=== Work required ===
The entries below contain pictures. Retype everything except those pictures, exactly as given.

=== Data records ===
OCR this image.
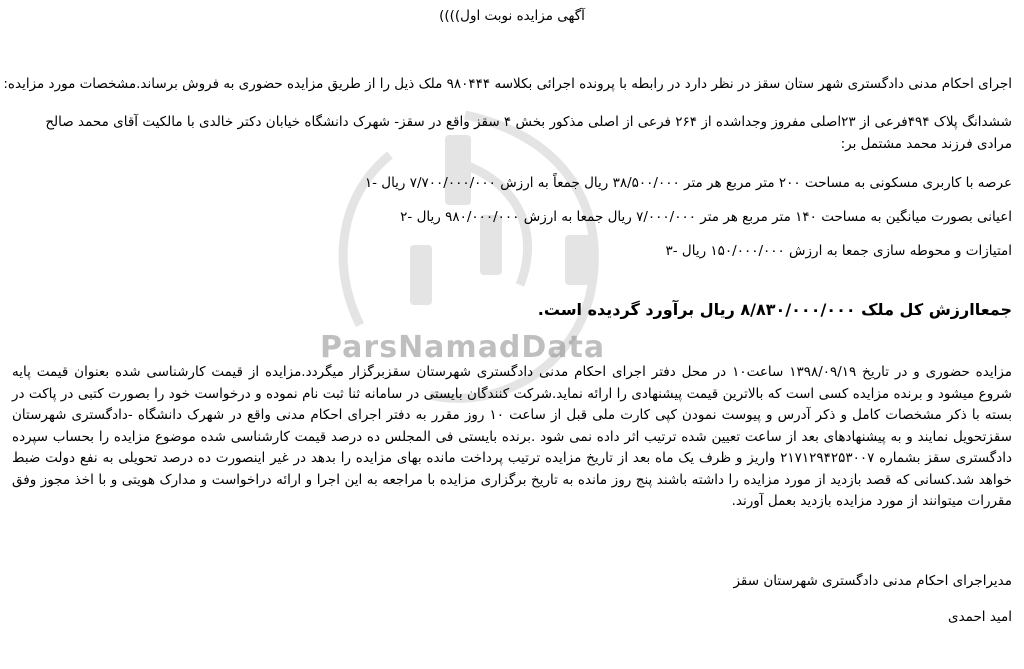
ParsNamadData
آگهی مزایده نوبت اول))))
اجرای احکام مدنی دادگستری شهر ستان سقز در نظر دارد در رابطه با پرونده اجرائی بکلاسه ۹۸۰۴۴۴ ملک ذیل را از طریق مزایده حضوری به فروش برساند.مشخصات مورد مزایده:
ششدانگ پلاک ۴۹۴فرعی از ۲۳اصلی مفروز وجداشده از ۲۶۴ فرعی از اصلی مذکور بخش ۴ سقز واقع در سقز- شهرک دانشگاه خیابان دکتر خالدی با مالکیت آقای محمد صالح
مرادی فرزند محمد مشتمل بر:
عرصه با کاربری مسکونی به مساحت ۲۰۰ متر مربع هر متر ۳۸/۵۰۰/۰۰۰ ریال جمعاً به ارزش ۷/۷۰۰/۰۰۰/۰۰۰ ریال -۱
اعیانی بصورت میانگین به مساحت ۱۴۰ متر مربع هر متر ۷/۰۰۰/۰۰۰ ریال جمعا به ارزش ۹۸۰/۰۰۰/۰۰۰ ریال -۲
امتیازات و محوطه سازی جمعا به ارزش ۱۵۰/۰۰۰/۰۰۰ ریال -۳
جمعاارزش کل ملک ۸/۸۳۰/۰۰۰/۰۰۰ ریال برآورد گردیده است.
مزایده حضوری و در تاریخ ۱۳۹۸/۰۹/۱۹ ساعت۱۰ در محل دفتر اجرای احکام مدنی دادگستری شهرستان سقزبرگزار میگردد.مزایده از قیمت کارشناسی شده بعنوان قیمت پایه شروع میشود و برنده مزایده کسی است که بالاترین قیمت پیشنهادی را ارائه نماید.شرکت کنندگان بایستی در سامانه ثنا ثبت نام نموده و درخواست خود را بصورت کتبی در پاکت در بسته با ذکر مشخصات کامل و ذکر آدرس و پیوست نمودن کپی کارت ملی قبل از ساعت ۱۰ روز مقرر به دفتر اجرای احکام مدنی واقع در شهرک دانشگاه -دادگستری شهرستان سقزتحویل نمایند و به پیشنهادهای بعد از ساعت تعیین شده ترتیب اثر داده نمی شود .برنده بایستی فی المجلس ده درصد قیمت کارشناسی شده موضوع مزایده را بحساب سپرده دادگستری سقز بشماره ۲۱۷۱۲۹۴۲۵۳۰۰۷ واریز و ظرف یک ماه بعد از تاریخ مزایده ترتیب پرداخت مانده بهای مزایده را بدهد در غیر اینصورت ده درصد تحویلی به نفع دولت ضبط خواهد شد.کسانی که قصد بازدید از مورد مزایده را داشته باشند پنج روز مانده به تاریخ برگزاری مزایده با مراجعه به این اجرا و ارائه دراخواست و مدارک هویتی و با اخذ مجوز وفق مقررات میتوانند از مورد مزایده بازدید بعمل آورند.
مدیراجرای احکام مدنی دادگستری شهرستان سقز
امید احمدی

=== Final result ===
OCR this image.
ParsNamadData
آگهی مزایده نوبت اول))))
اجرای احکام مدنی دادگستری شهر ستان سقز در نظر دارد در رابطه با پرونده اجرائی بکلاسه ۹۸۰۴۴۴ ملک ذیل را از طریق مزایده حضوری به فروش برساند.مشخصات مورد مزایده:
ششدانگ پلاک ۴۹۴فرعی از ۲۳اصلی مفروز وجداشده از ۲۶۴ فرعی از اصلی مذکور بخش ۴ سقز واقع در سقز- شهرک دانشگاه خیابان دکتر خالدی با مالکیت آقای محمد صالح
مرادی فرزند محمد مشتمل بر:
عرصه با کاربری مسکونی به مساحت ۲۰۰ متر مربع هر متر ۳۸/۵۰۰/۰۰۰ ریال جمعاً به ارزش ۷/۷۰۰/۰۰۰/۰۰۰ ریال -۱
اعیانی بصورت میانگین به مساحت ۱۴۰ متر مربع هر متر ۷/۰۰۰/۰۰۰ ریال جمعا به ارزش ۹۸۰/۰۰۰/۰۰۰ ریال -۲
امتیازات و محوطه سازی جمعا به ارزش ۱۵۰/۰۰۰/۰۰۰ ریال -۳
جمعاارزش کل ملک ۸/۸۳۰/۰۰۰/۰۰۰ ریال برآورد گردیده است.
مزایده حضوری و در تاریخ ۱۳۹۸/۰۹/۱۹ ساعت۱۰ در محل دفتر اجرای احکام مدنی دادگستری شهرستان سقزبرگزار میگردد.مزایده از قیمت کارشناسی شده بعنوان قیمت پایه شروع میشود و برنده مزایده کسی است که بالاترین قیمت پیشنهادی را ارائه نماید.شرکت کنندگان بایستی در سامانه ثنا ثبت نام نموده و درخواست خود را بصورت کتبی در پاکت در بسته با ذکر مشخصات کامل و ذکر آدرس و پیوست نمودن کپی کارت ملی قبل از ساعت ۱۰ روز مقرر به دفتر اجرای احکام مدنی واقع در شهرک دانشگاه -دادگستری شهرستان سقزتحویل نمایند و به پیشنهادهای بعد از ساعت تعیین شده ترتیب اثر داده نمی شود .برنده بایستی فی المجلس ده درصد قیمت کارشناسی شده موضوع مزایده را بحساب سپرده دادگستری سقز بشماره ۲۱۷۱۲۹۴۲۵۳۰۰۷ واریز و ظرف یک ماه بعد از تاریخ مزایده ترتیب پرداخت مانده بهای مزایده را بدهد در غیر اینصورت ده درصد تحویلی به نفع دولت ضبط خواهد شد.کسانی که قصد بازدید از مورد مزایده را داشته باشند پنج روز مانده به تاریخ برگزاری مزایده با مراجعه به این اجرا و ارائه دراخواست و مدارک هویتی و با اخذ مجوز وفق مقررات میتوانند از مورد مزایده بازدید بعمل آورند.
مدیراجرای احکام مدنی دادگستری شهرستان سقز
امید احمدی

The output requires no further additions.